_Records from a collection_.
^^^^^^^^^^^^^^^^
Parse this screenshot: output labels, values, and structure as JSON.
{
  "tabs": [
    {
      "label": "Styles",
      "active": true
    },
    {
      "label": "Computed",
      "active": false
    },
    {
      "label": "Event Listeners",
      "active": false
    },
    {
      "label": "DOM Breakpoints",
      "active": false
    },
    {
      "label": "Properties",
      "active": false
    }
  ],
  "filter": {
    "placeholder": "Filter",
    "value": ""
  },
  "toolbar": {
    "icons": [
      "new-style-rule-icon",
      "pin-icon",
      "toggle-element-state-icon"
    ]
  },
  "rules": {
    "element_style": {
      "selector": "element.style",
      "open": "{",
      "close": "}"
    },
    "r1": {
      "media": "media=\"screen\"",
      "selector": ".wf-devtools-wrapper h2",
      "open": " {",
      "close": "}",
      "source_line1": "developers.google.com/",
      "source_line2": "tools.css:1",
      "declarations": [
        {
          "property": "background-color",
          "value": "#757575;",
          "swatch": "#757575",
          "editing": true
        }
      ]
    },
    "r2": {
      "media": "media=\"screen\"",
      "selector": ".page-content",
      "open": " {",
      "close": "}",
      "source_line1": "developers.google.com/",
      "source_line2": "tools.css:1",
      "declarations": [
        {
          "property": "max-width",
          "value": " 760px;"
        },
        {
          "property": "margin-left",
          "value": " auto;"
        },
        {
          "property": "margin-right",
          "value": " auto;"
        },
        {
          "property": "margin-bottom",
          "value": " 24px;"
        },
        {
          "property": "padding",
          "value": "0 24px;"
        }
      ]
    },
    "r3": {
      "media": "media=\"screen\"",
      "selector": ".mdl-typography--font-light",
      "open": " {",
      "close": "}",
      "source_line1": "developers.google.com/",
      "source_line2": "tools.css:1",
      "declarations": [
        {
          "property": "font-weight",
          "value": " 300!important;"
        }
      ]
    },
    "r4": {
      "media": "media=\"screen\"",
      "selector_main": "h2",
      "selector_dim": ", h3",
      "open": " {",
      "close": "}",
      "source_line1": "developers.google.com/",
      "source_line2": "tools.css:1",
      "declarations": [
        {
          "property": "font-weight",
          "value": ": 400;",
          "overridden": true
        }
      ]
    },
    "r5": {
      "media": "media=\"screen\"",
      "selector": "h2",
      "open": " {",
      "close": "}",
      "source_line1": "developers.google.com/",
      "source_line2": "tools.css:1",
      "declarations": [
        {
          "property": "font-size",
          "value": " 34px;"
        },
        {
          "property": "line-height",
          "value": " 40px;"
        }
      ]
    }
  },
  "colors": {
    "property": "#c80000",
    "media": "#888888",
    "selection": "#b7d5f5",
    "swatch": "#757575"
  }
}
^^^^^^^^^^^^^^^^
_Task requirements_.
Give the entries again in full, exactly as they are written.

_Output_.
Parse this screenshot: output labels, values, and structure as JSON.
{
  "tabs": [
    {
      "label": "Styles",
      "active": true
    },
    {
      "label": "Computed",
      "active": false
    },
    {
      "label": "Event Listeners",
      "active": false
    },
    {
      "label": "DOM Breakpoints",
      "active": false
    },
    {
      "label": "Properties",
      "active": false
    }
  ],
  "filter": {
    "placeholder": "Filter",
    "value": ""
  },
  "toolbar": {
    "icons": [
      "new-style-rule-icon",
      "pin-icon",
      "toggle-element-state-icon"
    ]
  },
  "rules": {
    "element_style": {
      "selector": "element.style",
      "open": "{",
      "close": "}"
    },
    "r1": {
      "media": "media=\"screen\"",
      "selector": ".wf-devtools-wrapper h2",
      "open": " {",
      "close": "}",
      "source_line1": "developers.google.com/",
      "source_line2": "tools.css:1",
      "declarations": [
        {
          "property": "background-color",
          "value": "#757575;",
          "swatch": "#757575",
          "editing": true
        }
      ]
    },
    "r2": {
      "media": "media=\"screen\"",
      "selector": ".page-content",
      "open": " {",
      "close": "}",
      "source_line1": "developers.google.com/",
      "source_line2": "tools.css:1",
      "declarations": [
        {
          "property": "max-width",
          "value": " 760px;"
        },
        {
          "property": "margin-left",
          "value": " auto;"
        },
        {
          "property": "margin-right",
          "value": " auto;"
        },
        {
          "property": "margin-bottom",
          "value": " 24px;"
        },
        {
          "property": "padding",
          "value": "0 24px;"
        }
      ]
    },
    "r3": {
      "media": "media=\"screen\"",
      "selector": ".mdl-typography--font-light",
      "open": " {",
      "close": "}",
      "source_line1": "developers.google.com/",
      "source_line2": "tools.css:1",
      "declarations": [
        {
          "property": "font-weight",
          "value": " 300!important;"
        }
      ]
    },
    "r4": {
      "media": "media=\"screen\"",
      "selector_main": "h2",
      "selector_dim": ", h3",
      "open": " {",
      "close": "}",
      "source_line1": "developers.google.com/",
      "source_line2": "tools.css:1",
      "declarations": [
        {
          "property": "font-weight",
          "value": ": 400;",
          "overridden": true
        }
      ]
    },
    "r5": {
      "media": "media=\"screen\"",
      "selector": "h2",
      "open": " {",
      "close": "}",
      "source_line1": "developers.google.com/",
      "source_line2": "tools.css:1",
      "declarations": [
        {
          "property": "font-size",
          "value": " 34px;"
        },
        {
          "property": "line-height",
          "value": " 40px;"
        }
      ]
    }
  },
  "colors": {
    "property": "#c80000",
    "media": "#888888",
    "selection": "#b7d5f5",
    "swatch": "#757575"
  }
}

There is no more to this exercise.